What to work on
The records that follow need to be output exactly as they are.

Data listing

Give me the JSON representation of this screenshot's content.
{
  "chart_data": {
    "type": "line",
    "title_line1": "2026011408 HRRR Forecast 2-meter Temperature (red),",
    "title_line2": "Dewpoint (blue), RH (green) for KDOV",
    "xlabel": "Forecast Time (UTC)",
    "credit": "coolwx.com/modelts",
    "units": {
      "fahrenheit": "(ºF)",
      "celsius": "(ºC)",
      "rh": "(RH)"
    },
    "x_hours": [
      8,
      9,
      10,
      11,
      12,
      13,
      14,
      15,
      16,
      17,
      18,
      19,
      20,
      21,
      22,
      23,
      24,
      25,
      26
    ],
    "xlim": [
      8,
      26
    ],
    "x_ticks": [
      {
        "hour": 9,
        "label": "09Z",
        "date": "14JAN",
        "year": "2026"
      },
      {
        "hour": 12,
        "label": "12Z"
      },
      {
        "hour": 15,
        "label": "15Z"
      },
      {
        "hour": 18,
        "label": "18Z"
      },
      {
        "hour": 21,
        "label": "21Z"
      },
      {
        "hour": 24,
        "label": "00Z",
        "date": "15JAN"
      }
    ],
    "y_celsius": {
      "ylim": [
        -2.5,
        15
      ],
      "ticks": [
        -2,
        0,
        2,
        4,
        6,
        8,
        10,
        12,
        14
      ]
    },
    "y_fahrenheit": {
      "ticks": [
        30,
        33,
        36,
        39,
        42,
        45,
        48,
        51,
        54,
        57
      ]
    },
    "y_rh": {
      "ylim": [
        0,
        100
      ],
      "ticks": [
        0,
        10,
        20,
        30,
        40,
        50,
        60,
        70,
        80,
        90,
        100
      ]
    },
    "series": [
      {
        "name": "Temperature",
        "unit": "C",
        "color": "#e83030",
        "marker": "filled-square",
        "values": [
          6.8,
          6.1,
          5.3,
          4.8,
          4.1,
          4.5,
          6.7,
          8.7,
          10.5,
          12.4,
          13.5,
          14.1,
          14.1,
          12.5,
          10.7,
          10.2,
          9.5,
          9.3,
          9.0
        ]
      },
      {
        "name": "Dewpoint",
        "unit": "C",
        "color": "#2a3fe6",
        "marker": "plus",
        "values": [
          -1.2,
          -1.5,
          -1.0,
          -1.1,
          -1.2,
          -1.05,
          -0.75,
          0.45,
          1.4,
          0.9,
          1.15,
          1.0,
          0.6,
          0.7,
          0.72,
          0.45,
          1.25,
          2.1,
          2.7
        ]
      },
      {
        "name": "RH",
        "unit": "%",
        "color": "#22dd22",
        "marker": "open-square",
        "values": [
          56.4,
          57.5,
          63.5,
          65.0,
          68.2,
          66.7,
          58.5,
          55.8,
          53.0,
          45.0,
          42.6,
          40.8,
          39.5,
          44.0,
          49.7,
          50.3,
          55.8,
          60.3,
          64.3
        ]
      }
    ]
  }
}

Expected output
Give me the JSON representation of this screenshot's content.
{
  "chart_data": {
    "type": "line",
    "title_line1": "2026011408 HRRR Forecast 2-meter Temperature (red),",
    "title_line2": "Dewpoint (blue), RH (green) for KDOV",
    "xlabel": "Forecast Time (UTC)",
    "credit": "coolwx.com/modelts",
    "units": {
      "fahrenheit": "(ºF)",
      "celsius": "(ºC)",
      "rh": "(RH)"
    },
    "x_hours": [
      8,
      9,
      10,
      11,
      12,
      13,
      14,
      15,
      16,
      17,
      18,
      19,
      20,
      21,
      22,
      23,
      24,
      25,
      26
    ],
    "xlim": [
      8,
      26
    ],
    "x_ticks": [
      {
        "hour": 9,
        "label": "09Z",
        "date": "14JAN",
        "year": "2026"
      },
      {
        "hour": 12,
        "label": "12Z"
      },
      {
        "hour": 15,
        "label": "15Z"
      },
      {
        "hour": 18,
        "label": "18Z"
      },
      {
        "hour": 21,
        "label": "21Z"
      },
      {
        "hour": 24,
        "label": "00Z",
        "date": "15JAN"
      }
    ],
    "y_celsius": {
      "ylim": [
        -2.5,
        15
      ],
      "ticks": [
        -2,
        0,
        2,
        4,
        6,
        8,
        10,
        12,
        14
      ]
    },
    "y_fahrenheit": {
      "ticks": [
        30,
        33,
        36,
        39,
        42,
        45,
        48,
        51,
        54,
        57
      ]
    },
    "y_rh": {
      "ylim": [
        0,
        100
      ],
      "ticks": [
        0,
        10,
        20,
        30,
        40,
        50,
        60,
        70,
        80,
        90,
        100
      ]
    },
    "series": [
      {
        "name": "Temperature",
        "unit": "C",
        "color": "#e83030",
        "marker": "filled-square",
        "values": [
          6.8,
          6.1,
          5.3,
          4.8,
          4.1,
          4.5,
          6.7,
          8.7,
          10.5,
          12.4,
          13.5,
          14.1,
          14.1,
          12.5,
          10.7,
          10.2,
          9.5,
          9.3,
          9.0
        ]
      },
      {
        "name": "Dewpoint",
        "unit": "C",
        "color": "#2a3fe6",
        "marker": "plus",
        "values": [
          -1.2,
          -1.5,
          -1.0,
          -1.1,
          -1.2,
          -1.05,
          -0.75,
          0.45,
          1.4,
          0.9,
          1.15,
          1.0,
          0.6,
          0.7,
          0.72,
          0.45,
          1.25,
          2.1,
          2.7
        ]
      },
      {
        "name": "RH",
        "unit": "%",
        "color": "#22dd22",
        "marker": "open-square",
        "values": [
          56.4,
          57.5,
          63.5,
          65.0,
          68.2,
          66.7,
          58.5,
          55.8,
          53.0,
          45.0,
          42.6,
          40.8,
          39.5,
          44.0,
          49.7,
          50.3,
          55.8,
          60.3,
          64.3
        ]
      }
    ]
  }
}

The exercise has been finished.